RECORDS TO PROCESS -

* BEGIN *

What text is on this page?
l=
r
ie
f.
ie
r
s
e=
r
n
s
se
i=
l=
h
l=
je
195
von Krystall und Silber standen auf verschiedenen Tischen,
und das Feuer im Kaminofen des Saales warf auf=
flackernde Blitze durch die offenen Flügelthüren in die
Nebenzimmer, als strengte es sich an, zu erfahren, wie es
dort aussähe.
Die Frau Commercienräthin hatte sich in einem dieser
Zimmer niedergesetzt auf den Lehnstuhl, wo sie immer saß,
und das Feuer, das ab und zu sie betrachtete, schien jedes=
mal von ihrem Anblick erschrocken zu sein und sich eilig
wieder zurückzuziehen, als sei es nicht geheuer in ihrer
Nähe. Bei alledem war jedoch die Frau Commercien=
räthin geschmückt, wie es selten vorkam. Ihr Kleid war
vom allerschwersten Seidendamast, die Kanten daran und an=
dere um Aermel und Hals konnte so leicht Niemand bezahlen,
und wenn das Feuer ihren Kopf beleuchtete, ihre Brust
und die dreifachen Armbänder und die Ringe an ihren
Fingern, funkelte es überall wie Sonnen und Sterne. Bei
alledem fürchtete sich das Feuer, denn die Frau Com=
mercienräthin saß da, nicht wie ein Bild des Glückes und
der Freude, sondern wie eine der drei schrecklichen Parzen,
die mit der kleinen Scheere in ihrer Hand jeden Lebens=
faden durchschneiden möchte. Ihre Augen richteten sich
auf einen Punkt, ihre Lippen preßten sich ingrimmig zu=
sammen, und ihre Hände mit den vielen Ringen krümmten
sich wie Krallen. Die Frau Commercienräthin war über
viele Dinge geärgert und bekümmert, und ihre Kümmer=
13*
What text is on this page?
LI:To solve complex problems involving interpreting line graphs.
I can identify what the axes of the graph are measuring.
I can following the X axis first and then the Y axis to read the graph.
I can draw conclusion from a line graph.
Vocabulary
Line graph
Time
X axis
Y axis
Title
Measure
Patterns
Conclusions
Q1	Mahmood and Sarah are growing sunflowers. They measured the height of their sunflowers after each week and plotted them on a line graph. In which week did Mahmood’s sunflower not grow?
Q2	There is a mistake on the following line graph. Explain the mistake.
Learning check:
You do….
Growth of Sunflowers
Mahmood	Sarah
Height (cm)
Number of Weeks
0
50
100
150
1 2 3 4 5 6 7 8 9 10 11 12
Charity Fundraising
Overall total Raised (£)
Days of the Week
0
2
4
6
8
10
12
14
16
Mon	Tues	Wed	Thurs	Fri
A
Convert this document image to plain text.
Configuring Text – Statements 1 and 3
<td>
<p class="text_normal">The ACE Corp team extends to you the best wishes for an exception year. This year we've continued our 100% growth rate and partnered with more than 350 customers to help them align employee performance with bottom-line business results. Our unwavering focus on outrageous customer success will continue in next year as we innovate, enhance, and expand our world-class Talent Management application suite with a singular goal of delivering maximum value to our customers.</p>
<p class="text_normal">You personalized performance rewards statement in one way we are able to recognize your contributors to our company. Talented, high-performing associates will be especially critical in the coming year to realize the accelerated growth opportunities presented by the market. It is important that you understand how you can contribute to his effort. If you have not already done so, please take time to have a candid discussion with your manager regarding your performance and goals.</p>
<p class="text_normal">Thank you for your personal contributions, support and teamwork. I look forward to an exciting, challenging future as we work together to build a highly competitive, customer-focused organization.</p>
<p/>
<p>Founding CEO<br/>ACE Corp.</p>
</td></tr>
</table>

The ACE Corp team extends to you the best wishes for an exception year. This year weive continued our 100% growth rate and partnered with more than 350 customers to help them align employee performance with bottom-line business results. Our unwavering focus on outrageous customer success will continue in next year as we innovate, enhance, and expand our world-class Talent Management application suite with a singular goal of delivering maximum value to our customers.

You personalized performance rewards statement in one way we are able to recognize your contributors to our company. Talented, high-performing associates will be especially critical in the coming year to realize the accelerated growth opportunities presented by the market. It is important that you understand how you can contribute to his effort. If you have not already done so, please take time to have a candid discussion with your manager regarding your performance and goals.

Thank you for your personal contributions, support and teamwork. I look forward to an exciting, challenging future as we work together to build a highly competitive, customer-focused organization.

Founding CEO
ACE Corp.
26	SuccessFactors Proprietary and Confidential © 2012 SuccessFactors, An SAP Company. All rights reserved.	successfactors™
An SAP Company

* END *

WRITTEN PROBLEM -
From the records above, please extract every line and repeat it exactly.

TASK RESPONSE -
What text is on this page?
l=
r
ie
f.
ie
r
s
e=
r
n
s
se
i=
l=
h
l=
je
195
von Krystall und Silber standen auf verschiedenen Tischen,
und das Feuer im Kaminofen des Saales warf auf=
flackernde Blitze durch die offenen Flügelthüren in die
Nebenzimmer, als strengte es sich an, zu erfahren, wie es
dort aussähe.
Die Frau Commercienräthin hatte sich in einem dieser
Zimmer niedergesetzt auf den Lehnstuhl, wo sie immer saß,
und das Feuer, das ab und zu sie betrachtete, schien jedes=
mal von ihrem Anblick erschrocken zu sein und sich eilig
wieder zurückzuziehen, als sei es nicht geheuer in ihrer
Nähe. Bei alledem war jedoch die Frau Commercien=
räthin geschmückt, wie es selten vorkam. Ihr Kleid war
vom allerschwersten Seidendamast, die Kanten daran und an=
dere um Aermel und Hals konnte so leicht Niemand bezahlen,
und wenn das Feuer ihren Kopf beleuchtete, ihre Brust
und die dreifachen Armbänder und die Ringe an ihren
Fingern, funkelte es überall wie Sonnen und Sterne. Bei
alledem fürchtete sich das Feuer, denn die Frau Com=
mercienräthin saß da, nicht wie ein Bild des Glückes und
der Freude, sondern wie eine der drei schrecklichen Parzen,
die mit der kleinen Scheere in ihrer Hand jeden Lebens=
faden durchschneiden möchte. Ihre Augen richteten sich
auf einen Punkt, ihre Lippen preßten sich ingrimmig zu=
sammen, und ihre Hände mit den vielen Ringen krümmten
sich wie Krallen. Die Frau Commercienräthin war über
viele Dinge geärgert und bekümmert, und ihre Kümmer=
13*
What text is on this page?
LI:To solve complex problems involving interpreting line graphs.
I can identify what the axes of the graph are measuring.
I can following the X axis first and then the Y axis to read the graph.
I can draw conclusion from a line graph.
Vocabulary
Line graph
Time
X axis
Y axis
Title
Measure
Patterns
Conclusions
Q1	Mahmood and Sarah are growing sunflowers. They measured the height of their sunflowers after each week and plotted them on a line graph. In which week did Mahmood’s sunflower not grow?
Q2	There is a mistake on the following line graph. Explain the mistake.
Learning check:
You do….
Growth of Sunflowers
Mahmood	Sarah
Height (cm)
Number of Weeks
0
50
100
150
1 2 3 4 5 6 7 8 9 10 11 12
Charity Fundraising
Overall total Raised (£)
Days of the Week
0
2
4
6
8
10
12
14
16
Mon	Tues	Wed	Thurs	Fri
A
Convert this document image to plain text.
Configuring Text – Statements 1 and 3
<td>
<p class="text_normal">The ACE Corp team extends to you the best wishes for an exception year. This year we've continued our 100% growth rate and partnered with more than 350 customers to help them align employee performance with bottom-line business results. Our unwavering focus on outrageous customer success will continue in next year as we innovate, enhance, and expand our world-class Talent Management application suite with a singular goal of delivering maximum value to our customers.</p>
<p class="text_normal">You personalized performance rewards statement in one way we are able to recognize your contributors to our company. Talented, high-performing associates will be especially critical in the coming year to realize the accelerated growth opportunities presented by the market. It is important that you understand how you can contribute to his effort. If you have not already done so, please take time to have a candid discussion with your manager regarding your performance and goals.</p>
<p class="text_normal">Thank you for your personal contributions, support and teamwork. I look forward to an exciting, challenging future as we work together to build a highly competitive, customer-focused organization.</p>
<p/>
<p>Founding CEO<br/>ACE Corp.</p>
</td></tr>
</table>

The ACE Corp team extends to you the best wishes for an exception year. This year weive continued our 100% growth rate and partnered with more than 350 customers to help them align employee performance with bottom-line business results. Our unwavering focus on outrageous customer success will continue in next year as we innovate, enhance, and expand our world-class Talent Management application suite with a singular goal of delivering maximum value to our customers.

You personalized performance rewards statement in one way we are able to recognize your contributors to our company. Talented, high-performing associates will be especially critical in the coming year to realize the accelerated growth opportunities presented by the market. It is important that you understand how you can contribute to his effort. If you have not already done so, please take time to have a candid discussion with your manager regarding your performance and goals.

Thank you for your personal contributions, support and teamwork. I look forward to an exciting, challenging future as we work together to build a highly competitive, customer-focused organization.

Founding CEO
ACE Corp.
26	SuccessFactors Proprietary and Confidential © 2012 SuccessFactors, An SAP Company. All rights reserved.	successfactors™
An SAP Company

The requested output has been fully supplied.